-- start Records to process --
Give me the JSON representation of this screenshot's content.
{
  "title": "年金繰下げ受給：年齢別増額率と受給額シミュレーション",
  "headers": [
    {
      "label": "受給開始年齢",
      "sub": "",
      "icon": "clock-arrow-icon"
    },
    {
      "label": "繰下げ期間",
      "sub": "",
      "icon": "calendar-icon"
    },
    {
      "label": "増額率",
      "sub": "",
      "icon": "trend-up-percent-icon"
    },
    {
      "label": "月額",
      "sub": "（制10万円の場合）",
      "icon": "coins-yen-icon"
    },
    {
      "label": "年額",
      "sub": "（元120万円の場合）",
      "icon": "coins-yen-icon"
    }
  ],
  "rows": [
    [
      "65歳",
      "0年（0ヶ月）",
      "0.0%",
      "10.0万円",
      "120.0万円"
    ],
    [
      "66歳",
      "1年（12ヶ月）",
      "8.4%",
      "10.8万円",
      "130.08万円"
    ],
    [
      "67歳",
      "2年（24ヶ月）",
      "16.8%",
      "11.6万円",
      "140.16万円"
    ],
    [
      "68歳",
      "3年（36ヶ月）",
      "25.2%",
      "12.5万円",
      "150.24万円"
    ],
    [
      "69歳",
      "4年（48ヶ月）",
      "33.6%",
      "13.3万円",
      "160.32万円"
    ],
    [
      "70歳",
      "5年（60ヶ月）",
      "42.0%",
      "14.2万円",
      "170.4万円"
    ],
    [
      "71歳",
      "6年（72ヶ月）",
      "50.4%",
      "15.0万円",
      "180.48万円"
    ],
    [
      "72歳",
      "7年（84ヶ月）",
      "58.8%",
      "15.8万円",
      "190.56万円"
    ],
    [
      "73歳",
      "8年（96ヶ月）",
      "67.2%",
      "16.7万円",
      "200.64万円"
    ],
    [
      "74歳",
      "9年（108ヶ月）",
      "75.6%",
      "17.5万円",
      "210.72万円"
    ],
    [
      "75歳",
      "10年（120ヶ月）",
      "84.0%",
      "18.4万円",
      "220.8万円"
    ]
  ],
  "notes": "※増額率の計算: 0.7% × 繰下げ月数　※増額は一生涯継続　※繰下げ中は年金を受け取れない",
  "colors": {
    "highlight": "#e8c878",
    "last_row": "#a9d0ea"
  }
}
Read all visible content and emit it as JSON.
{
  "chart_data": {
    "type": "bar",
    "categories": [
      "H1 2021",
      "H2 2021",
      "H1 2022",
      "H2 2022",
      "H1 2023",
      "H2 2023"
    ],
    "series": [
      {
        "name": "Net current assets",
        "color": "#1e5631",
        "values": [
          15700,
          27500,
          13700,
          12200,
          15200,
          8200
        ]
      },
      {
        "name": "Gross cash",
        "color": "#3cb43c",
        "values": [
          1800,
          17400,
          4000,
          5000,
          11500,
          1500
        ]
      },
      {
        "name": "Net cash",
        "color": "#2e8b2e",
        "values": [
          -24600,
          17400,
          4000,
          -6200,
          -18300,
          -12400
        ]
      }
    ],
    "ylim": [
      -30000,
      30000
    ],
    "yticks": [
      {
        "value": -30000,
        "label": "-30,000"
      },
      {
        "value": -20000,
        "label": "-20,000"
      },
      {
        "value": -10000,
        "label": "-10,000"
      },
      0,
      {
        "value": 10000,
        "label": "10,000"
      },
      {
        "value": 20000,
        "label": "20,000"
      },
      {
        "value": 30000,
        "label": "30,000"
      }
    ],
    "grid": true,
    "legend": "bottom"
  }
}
-- end Records to process --
(Task objective) In the records above, locate the lines holding the word "name". Copy each of them.

(Result below)
        "name": "Net current assets",
        "name": "Gross cash",
        "name": "Net cash",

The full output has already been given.